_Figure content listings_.
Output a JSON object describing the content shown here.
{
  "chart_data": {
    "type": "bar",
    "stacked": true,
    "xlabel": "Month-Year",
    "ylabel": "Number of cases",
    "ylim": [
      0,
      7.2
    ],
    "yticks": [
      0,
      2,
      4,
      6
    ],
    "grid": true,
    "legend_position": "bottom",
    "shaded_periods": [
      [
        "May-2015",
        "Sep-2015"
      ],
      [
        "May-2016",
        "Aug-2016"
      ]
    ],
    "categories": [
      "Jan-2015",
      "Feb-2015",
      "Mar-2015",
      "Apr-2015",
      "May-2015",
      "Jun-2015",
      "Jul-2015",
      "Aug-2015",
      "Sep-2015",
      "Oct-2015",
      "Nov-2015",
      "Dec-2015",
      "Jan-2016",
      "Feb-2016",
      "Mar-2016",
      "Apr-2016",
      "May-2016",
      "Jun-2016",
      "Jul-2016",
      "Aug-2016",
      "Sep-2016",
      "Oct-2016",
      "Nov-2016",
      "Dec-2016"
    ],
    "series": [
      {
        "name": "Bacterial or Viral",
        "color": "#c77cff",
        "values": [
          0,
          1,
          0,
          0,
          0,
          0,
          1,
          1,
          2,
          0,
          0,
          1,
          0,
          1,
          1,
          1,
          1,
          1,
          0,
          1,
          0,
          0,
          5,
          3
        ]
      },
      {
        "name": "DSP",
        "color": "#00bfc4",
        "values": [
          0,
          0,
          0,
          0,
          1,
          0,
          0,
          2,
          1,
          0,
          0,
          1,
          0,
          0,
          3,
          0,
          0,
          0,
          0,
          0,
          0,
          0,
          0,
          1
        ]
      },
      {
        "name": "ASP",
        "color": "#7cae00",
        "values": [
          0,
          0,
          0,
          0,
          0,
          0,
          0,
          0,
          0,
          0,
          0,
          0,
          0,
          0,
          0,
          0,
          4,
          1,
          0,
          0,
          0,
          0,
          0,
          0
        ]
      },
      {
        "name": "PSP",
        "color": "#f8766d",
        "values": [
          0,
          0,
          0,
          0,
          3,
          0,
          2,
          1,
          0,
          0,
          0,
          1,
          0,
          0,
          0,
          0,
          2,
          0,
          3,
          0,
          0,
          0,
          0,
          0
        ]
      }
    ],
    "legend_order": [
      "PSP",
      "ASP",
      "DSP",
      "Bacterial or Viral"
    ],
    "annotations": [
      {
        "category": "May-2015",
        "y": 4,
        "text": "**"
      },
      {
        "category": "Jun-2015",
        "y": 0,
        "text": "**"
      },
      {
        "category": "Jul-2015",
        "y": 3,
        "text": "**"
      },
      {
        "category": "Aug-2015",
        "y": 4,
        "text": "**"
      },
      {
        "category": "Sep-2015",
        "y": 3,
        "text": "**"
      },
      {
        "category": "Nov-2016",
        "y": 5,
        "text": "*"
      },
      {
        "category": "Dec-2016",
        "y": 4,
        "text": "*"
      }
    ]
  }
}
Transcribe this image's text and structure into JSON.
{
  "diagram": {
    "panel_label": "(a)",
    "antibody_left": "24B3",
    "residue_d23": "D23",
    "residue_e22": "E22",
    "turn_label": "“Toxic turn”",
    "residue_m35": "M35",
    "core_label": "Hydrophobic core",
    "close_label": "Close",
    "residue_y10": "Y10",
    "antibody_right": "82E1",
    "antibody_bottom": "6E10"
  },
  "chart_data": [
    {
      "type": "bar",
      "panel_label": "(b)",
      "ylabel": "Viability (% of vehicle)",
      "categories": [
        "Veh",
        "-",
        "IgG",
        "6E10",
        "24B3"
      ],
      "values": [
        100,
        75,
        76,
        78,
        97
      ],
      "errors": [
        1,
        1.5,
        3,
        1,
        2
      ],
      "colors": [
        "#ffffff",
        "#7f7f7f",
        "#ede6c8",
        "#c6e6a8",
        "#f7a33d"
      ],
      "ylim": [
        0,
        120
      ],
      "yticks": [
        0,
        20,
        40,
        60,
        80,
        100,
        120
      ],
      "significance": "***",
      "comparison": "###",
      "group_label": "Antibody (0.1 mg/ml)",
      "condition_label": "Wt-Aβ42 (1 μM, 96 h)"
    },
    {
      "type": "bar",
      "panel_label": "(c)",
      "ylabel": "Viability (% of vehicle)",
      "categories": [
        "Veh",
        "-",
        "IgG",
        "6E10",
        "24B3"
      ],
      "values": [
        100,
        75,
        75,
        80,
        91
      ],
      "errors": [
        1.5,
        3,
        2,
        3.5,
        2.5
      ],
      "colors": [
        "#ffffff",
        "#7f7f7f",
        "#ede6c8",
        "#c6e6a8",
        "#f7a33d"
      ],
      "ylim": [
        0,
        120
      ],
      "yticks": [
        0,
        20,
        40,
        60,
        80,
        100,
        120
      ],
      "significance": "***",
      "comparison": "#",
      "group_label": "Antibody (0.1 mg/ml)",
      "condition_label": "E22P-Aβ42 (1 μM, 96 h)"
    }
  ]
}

_What is being asked_.
Check the data for the word "Viral" and pull out the lines that have it.

_Exercise answer_.
        "name": "Bacterial or Viral",
      "Bacterial or Viral"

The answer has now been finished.